## Start Listing

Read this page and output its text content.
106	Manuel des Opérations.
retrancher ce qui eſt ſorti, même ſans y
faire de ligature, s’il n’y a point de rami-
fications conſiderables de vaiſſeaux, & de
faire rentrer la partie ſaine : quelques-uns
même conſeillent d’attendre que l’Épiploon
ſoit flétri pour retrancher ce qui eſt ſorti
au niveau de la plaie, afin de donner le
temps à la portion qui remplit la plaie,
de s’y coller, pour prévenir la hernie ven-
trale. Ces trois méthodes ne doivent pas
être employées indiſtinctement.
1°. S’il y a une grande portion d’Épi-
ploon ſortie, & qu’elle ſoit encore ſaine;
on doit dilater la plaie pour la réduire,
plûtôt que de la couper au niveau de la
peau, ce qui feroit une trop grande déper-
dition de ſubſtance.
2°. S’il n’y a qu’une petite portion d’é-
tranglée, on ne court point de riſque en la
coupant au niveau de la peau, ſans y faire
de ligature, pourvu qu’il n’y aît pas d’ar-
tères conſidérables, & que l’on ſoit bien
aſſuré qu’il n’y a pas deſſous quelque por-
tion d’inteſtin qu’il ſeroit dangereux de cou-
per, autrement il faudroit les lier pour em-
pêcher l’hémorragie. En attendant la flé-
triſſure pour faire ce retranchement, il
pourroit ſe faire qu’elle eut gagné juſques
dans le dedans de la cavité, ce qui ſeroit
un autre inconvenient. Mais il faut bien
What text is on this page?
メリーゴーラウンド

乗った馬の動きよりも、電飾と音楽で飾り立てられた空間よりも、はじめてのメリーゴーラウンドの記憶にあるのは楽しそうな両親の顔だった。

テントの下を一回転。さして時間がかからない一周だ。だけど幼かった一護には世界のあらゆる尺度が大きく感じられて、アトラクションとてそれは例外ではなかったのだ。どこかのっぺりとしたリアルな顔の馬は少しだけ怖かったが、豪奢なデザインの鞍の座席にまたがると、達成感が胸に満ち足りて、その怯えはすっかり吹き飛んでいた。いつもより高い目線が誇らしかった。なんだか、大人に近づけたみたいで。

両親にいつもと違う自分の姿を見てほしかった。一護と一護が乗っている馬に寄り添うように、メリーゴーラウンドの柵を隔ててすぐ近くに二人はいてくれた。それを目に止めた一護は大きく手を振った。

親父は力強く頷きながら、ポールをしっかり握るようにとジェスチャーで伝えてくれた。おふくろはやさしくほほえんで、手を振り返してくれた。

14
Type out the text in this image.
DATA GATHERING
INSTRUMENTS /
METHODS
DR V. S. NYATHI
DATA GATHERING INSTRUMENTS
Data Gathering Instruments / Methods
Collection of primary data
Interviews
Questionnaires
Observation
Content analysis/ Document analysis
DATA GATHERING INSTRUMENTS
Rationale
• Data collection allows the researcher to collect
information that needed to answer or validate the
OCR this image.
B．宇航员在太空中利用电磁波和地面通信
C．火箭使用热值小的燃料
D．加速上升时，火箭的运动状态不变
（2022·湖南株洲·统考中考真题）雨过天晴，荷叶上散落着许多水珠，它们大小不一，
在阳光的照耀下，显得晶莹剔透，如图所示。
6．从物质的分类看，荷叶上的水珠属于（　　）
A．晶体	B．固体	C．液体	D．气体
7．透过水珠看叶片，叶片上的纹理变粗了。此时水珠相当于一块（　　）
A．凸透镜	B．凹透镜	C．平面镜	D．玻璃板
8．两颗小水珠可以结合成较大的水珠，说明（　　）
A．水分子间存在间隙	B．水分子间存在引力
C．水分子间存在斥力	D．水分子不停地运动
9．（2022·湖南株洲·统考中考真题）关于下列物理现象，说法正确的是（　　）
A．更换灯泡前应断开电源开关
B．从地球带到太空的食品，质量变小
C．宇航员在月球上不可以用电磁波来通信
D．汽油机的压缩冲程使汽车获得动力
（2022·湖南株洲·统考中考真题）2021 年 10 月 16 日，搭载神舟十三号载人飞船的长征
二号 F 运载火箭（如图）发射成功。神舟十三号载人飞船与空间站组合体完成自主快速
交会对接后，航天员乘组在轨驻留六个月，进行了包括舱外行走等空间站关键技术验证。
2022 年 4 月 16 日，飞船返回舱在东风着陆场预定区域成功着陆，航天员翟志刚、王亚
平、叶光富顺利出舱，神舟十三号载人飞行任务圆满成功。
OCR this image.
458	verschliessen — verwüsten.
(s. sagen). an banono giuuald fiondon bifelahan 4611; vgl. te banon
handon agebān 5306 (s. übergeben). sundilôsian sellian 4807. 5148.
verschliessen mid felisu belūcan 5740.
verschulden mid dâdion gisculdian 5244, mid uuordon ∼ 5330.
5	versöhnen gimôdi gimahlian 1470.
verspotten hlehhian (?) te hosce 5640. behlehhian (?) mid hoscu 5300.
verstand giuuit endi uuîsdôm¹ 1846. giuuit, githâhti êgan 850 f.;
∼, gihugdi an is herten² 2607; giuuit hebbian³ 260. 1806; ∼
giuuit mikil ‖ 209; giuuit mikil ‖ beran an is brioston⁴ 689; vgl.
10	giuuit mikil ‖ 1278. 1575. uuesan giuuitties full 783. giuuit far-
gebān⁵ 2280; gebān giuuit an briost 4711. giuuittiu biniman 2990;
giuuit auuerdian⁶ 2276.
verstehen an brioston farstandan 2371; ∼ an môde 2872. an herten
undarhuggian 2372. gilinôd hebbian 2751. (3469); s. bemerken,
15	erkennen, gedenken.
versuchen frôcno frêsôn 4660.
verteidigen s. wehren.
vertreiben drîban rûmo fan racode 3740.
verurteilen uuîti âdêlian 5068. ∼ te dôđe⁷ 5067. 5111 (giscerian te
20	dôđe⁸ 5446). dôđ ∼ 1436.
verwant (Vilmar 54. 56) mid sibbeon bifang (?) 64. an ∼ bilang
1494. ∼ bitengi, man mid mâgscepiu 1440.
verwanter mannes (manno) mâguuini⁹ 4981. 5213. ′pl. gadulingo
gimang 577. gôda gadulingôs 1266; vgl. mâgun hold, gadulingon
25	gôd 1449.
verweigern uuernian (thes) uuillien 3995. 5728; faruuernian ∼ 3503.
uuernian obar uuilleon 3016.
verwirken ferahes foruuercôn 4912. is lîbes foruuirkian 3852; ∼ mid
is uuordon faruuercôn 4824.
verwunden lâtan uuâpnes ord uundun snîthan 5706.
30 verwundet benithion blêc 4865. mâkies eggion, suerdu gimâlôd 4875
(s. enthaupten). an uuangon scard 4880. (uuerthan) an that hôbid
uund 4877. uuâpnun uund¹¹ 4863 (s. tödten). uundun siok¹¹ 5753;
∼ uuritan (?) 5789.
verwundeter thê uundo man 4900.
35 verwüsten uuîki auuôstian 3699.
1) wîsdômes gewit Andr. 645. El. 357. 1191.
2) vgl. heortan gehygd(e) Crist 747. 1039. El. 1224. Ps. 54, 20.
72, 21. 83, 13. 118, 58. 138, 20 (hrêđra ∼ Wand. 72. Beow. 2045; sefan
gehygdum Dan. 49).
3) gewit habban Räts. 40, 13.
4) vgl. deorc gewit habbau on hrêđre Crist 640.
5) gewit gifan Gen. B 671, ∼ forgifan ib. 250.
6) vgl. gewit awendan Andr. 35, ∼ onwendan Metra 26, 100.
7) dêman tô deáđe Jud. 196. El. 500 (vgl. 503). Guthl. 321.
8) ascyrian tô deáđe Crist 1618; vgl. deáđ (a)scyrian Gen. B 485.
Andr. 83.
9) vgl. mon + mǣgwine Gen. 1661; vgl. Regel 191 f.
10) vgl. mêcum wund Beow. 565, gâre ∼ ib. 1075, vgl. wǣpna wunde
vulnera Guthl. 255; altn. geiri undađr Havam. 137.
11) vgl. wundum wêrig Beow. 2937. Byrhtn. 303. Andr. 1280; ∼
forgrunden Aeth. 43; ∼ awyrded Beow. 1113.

## End Listing

* [Task to complete]: Collect every line from the records above that contains the word "verschliessen".

* [Response to the task]:
458	verschliessen — verwüsten.
verschliessen mid felisu belūcan 5740.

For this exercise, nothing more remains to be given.